Goal
Return all the data below as it stands, minus the pictures.
======== Dataset extract
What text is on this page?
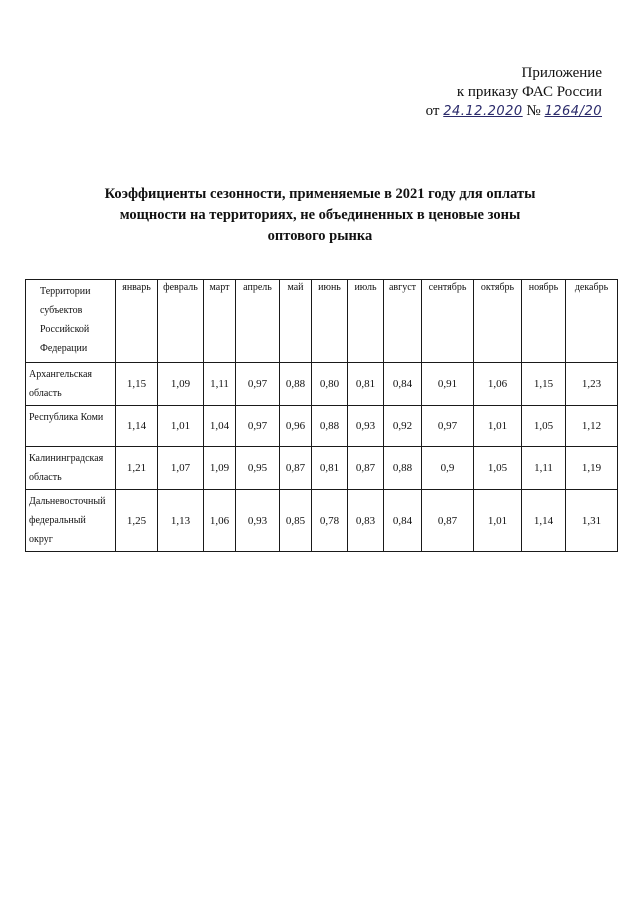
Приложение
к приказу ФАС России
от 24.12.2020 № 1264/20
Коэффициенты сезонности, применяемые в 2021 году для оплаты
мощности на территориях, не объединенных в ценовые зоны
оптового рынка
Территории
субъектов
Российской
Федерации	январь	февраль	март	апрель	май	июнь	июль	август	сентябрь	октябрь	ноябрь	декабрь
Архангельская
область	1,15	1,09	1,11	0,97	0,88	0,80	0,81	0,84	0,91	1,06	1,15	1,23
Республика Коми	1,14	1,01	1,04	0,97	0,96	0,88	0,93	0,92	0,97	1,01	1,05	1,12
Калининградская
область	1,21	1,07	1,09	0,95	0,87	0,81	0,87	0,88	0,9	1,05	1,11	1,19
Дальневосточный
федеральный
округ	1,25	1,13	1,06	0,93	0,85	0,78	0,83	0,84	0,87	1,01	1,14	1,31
================
Answer to the exercise
What text is on this page?
Приложение
к приказу ФАС России
от 24.12.2020 № 1264/20
Коэффициенты сезонности, применяемые в 2021 году для оплаты
мощности на территориях, не объединенных в ценовые зоны
оптового рынка
Территории
субъектов
Российской
Федерации	январь	февраль	март	апрель	май	июнь	июль	август	сентябрь	октябрь	ноябрь	декабрь
Архангельская
область	1,15	1,09	1,11	0,97	0,88	0,80	0,81	0,84	0,91	1,06	1,15	1,23
Республика Коми	1,14	1,01	1,04	0,97	0,96	0,88	0,93	0,92	0,97	1,01	1,05	1,12
Калининградская
область	1,21	1,07	1,09	0,95	0,87	0,81	0,87	0,88	0,9	1,05	1,11	1,19
Дальневосточный
федеральный
округ	1,25	1,13	1,06	0,93	0,85	0,78	0,83	0,84	0,87	1,01	1,14	1,31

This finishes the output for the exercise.